[Extracted data entries]
_ _ _

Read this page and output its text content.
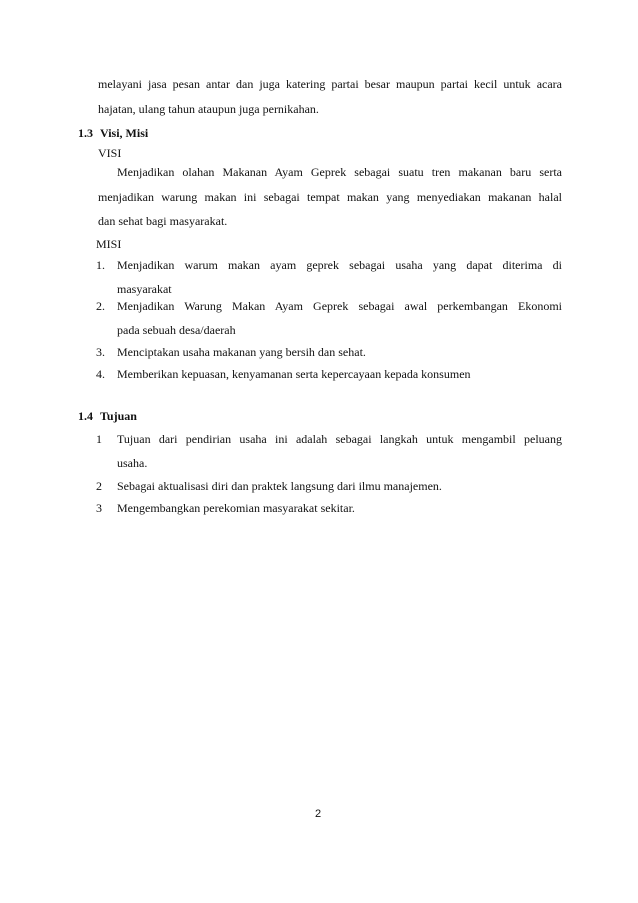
melayani jasa pesan antar dan juga katering partai besar maupun partai kecil untuk acara
hajatan, ulang tahun ataupun juga pernikahan.
1.3 Visi, Misi
VISI
Menjadikan olahan Makanan Ayam Geprek sebagai suatu tren makanan baru serta
menjadikan warung makan ini sebagai tempat makan yang menyediakan makanan halal
dan sehat bagi masyarakat.
MISI
1. Menjadikan warum makan ayam geprek sebagai usaha yang dapat diterima di
masyarakat
2. Menjadikan Warung Makan Ayam Geprek sebagai awal perkembangan Ekonomi
pada sebuah desa/daerah
3. Menciptakan usaha makanan yang bersih dan sehat.
4. Memberikan kepuasan, kenyamanan serta kepercayaan kepada konsumen
1.4 Tujuan
1 Tujuan dari pendirian usaha ini adalah sebagai langkah untuk mengambil peluang
usaha.
2 Sebagai aktualisasi diri dan praktek langsung dari ilmu manajemen.
3 Mengembangkan perekomian masyarakat sekitar.
2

_ _ _

### Objective
Copy the entries above faithfully and omit every image.

### Final result
Read this page and output its text content.
melayani jasa pesan antar dan juga katering partai besar maupun partai kecil untuk acara
hajatan, ulang tahun ataupun juga pernikahan.
1.3 Visi, Misi
VISI
Menjadikan olahan Makanan Ayam Geprek sebagai suatu tren makanan baru serta
menjadikan warung makan ini sebagai tempat makan yang menyediakan makanan halal
dan sehat bagi masyarakat.
MISI
1. Menjadikan warum makan ayam geprek sebagai usaha yang dapat diterima di
masyarakat
2. Menjadikan Warung Makan Ayam Geprek sebagai awal perkembangan Ekonomi
pada sebuah desa/daerah
3. Menciptakan usaha makanan yang bersih dan sehat.
4. Memberikan kepuasan, kenyamanan serta kepercayaan kepada konsumen
1.4 Tujuan
1 Tujuan dari pendirian usaha ini adalah sebagai langkah untuk mengambil peluang
usaha.
2 Sebagai aktualisasi diri dan praktek langsung dari ilmu manajemen.
3 Mengembangkan perekomian masyarakat sekitar.
2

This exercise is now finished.